### Instructions for the task
Your task is to output the entries below word for word.

### Supplied entries
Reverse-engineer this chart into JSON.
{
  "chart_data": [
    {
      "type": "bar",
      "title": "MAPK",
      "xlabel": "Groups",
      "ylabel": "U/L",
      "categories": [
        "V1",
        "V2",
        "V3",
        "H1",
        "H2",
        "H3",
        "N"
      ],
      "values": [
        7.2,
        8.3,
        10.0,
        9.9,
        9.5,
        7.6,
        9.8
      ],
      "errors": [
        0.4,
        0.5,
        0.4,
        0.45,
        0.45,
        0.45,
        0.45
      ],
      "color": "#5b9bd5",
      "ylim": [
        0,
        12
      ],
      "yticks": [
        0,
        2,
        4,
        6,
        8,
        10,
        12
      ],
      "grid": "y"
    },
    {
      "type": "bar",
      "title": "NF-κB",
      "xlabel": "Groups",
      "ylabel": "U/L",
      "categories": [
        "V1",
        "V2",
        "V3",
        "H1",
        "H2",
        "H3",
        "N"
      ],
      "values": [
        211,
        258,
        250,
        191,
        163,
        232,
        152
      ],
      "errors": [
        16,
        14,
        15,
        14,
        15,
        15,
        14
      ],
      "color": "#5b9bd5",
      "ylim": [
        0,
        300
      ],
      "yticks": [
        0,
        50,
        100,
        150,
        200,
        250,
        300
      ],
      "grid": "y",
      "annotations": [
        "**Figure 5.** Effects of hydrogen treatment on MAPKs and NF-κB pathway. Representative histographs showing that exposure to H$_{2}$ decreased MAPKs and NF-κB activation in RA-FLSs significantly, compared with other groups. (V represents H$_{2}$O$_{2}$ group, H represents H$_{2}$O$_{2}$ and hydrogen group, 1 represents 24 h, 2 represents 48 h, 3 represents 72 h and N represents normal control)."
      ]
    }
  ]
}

### Result
Reverse-engineer this chart into JSON.
{
  "chart_data": [
    {
      "type": "bar",
      "title": "MAPK",
      "xlabel": "Groups",
      "ylabel": "U/L",
      "categories": [
        "V1",
        "V2",
        "V3",
        "H1",
        "H2",
        "H3",
        "N"
      ],
      "values": [
        7.2,
        8.3,
        10.0,
        9.9,
        9.5,
        7.6,
        9.8
      ],
      "errors": [
        0.4,
        0.5,
        0.4,
        0.45,
        0.45,
        0.45,
        0.45
      ],
      "color": "#5b9bd5",
      "ylim": [
        0,
        12
      ],
      "yticks": [
        0,
        2,
        4,
        6,
        8,
        10,
        12
      ],
      "grid": "y"
    },
    {
      "type": "bar",
      "title": "NF-κB",
      "xlabel": "Groups",
      "ylabel": "U/L",
      "categories": [
        "V1",
        "V2",
        "V3",
        "H1",
        "H2",
        "H3",
        "N"
      ],
      "values": [
        211,
        258,
        250,
        191,
        163,
        232,
        152
      ],
      "errors": [
        16,
        14,
        15,
        14,
        15,
        15,
        14
      ],
      "color": "#5b9bd5",
      "ylim": [
        0,
        300
      ],
      "yticks": [
        0,
        50,
        100,
        150,
        200,
        250,
        300
      ],
      "grid": "y",
      "annotations": [
        "**Figure 5.** Effects of hydrogen treatment on MAPKs and NF-κB pathway. Representative histographs showing that exposure to H$_{2}$ decreased MAPKs and NF-κB activation in RA-FLSs significantly, compared with other groups. (V represents H$_{2}$O$_{2}$ group, H represents H$_{2}$O$_{2}$ and hydrogen group, 1 represents 24 h, 2 represents 48 h, 3 represents 72 h and N represents normal control)."
      ]
    }
  ]
}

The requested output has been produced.